- _Supplied material_
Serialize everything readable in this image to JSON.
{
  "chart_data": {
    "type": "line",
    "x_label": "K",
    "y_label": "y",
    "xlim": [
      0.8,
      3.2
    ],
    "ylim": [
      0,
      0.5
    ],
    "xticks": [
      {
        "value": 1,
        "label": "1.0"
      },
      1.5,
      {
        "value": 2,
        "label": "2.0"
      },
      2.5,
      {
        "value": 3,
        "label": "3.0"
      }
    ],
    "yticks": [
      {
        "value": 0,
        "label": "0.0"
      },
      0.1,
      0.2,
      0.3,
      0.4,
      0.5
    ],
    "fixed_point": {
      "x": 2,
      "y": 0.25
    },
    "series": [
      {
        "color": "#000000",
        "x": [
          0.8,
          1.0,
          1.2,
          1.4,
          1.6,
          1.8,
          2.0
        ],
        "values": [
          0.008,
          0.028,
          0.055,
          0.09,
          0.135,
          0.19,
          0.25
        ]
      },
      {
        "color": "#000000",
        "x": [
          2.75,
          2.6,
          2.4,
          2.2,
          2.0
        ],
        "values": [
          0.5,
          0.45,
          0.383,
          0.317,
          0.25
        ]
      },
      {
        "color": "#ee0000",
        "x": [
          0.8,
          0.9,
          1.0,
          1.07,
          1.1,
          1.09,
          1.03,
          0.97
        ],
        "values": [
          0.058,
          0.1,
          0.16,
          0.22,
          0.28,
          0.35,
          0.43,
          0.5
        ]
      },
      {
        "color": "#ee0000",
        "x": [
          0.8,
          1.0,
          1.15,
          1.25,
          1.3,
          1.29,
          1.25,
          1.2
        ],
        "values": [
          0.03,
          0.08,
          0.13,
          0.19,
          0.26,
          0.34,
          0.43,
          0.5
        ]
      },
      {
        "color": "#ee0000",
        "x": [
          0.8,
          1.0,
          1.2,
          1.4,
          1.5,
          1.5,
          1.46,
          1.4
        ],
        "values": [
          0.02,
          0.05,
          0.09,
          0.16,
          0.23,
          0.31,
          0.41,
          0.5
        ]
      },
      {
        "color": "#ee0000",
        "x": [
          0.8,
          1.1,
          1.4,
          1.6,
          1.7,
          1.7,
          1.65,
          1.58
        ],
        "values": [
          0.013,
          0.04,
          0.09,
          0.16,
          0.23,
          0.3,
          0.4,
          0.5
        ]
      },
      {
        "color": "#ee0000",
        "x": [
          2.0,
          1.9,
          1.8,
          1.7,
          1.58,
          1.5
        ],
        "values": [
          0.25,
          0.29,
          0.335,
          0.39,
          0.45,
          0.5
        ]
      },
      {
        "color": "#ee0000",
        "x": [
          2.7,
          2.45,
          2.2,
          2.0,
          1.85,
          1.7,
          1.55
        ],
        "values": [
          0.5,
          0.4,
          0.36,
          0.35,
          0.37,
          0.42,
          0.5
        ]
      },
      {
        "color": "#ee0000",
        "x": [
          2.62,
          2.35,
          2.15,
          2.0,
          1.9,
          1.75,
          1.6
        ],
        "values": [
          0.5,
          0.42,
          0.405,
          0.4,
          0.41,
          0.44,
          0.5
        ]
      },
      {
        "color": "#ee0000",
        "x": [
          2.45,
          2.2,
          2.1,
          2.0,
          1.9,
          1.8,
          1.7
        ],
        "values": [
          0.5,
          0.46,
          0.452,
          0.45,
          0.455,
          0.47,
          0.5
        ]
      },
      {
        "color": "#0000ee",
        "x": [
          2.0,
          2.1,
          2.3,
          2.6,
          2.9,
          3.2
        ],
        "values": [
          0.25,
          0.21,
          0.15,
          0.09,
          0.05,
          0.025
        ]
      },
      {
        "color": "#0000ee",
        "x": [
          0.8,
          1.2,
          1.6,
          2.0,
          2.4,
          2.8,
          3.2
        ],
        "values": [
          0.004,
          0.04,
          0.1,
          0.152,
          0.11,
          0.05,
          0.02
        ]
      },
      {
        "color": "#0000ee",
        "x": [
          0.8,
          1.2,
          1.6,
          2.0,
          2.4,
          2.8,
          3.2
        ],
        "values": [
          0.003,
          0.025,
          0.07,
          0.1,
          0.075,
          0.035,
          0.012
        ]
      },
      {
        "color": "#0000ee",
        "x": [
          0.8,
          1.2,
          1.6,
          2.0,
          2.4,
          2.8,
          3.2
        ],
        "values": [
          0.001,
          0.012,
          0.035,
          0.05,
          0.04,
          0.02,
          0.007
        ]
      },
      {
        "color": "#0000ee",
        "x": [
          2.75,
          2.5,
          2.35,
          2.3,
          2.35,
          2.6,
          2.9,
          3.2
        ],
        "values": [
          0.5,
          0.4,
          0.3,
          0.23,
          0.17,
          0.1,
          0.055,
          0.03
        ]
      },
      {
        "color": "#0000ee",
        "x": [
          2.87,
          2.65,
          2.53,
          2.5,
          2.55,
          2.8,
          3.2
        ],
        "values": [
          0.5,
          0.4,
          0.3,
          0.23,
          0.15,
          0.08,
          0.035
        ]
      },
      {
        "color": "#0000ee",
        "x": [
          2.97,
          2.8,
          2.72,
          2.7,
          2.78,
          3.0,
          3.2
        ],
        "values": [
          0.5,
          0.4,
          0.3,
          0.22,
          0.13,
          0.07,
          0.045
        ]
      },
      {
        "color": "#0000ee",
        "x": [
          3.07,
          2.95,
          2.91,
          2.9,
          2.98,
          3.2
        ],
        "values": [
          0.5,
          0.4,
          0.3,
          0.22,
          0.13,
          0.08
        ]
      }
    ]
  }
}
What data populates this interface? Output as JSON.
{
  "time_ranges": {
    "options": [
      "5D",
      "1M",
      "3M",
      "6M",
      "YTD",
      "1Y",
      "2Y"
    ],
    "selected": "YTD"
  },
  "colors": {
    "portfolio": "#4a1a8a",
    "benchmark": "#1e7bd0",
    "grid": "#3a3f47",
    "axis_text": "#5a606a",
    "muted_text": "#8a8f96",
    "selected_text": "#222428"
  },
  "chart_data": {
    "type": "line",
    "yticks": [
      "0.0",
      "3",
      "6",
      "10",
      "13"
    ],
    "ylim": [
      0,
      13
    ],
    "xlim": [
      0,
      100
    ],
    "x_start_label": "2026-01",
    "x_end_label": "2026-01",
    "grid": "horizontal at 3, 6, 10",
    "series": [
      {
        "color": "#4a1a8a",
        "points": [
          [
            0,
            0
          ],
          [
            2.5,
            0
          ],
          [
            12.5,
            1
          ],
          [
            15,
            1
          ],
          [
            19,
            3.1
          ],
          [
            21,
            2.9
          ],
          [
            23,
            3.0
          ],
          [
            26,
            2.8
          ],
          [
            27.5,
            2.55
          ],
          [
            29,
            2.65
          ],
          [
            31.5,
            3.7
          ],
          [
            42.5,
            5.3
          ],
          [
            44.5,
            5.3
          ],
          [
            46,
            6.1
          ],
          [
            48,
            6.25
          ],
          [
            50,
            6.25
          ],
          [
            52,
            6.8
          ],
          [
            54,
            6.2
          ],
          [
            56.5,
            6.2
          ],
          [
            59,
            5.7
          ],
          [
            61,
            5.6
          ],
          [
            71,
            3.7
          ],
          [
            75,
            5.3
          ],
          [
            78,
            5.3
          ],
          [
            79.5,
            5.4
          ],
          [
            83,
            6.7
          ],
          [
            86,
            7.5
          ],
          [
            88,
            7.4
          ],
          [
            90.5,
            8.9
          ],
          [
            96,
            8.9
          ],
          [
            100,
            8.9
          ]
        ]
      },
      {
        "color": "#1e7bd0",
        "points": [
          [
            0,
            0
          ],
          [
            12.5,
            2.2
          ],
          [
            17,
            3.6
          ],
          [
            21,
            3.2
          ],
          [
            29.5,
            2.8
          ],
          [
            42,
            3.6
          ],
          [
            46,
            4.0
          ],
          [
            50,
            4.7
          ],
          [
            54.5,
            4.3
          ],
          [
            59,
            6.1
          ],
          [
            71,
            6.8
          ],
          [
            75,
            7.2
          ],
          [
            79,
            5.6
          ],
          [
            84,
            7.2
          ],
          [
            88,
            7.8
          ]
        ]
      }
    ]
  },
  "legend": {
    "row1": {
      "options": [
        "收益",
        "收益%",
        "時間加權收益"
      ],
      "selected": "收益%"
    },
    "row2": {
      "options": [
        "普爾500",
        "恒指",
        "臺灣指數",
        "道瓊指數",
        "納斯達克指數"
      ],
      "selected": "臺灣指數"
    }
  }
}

- _Request_
Report only the count of lines that include the string "JSON".

- _Response to the task_
2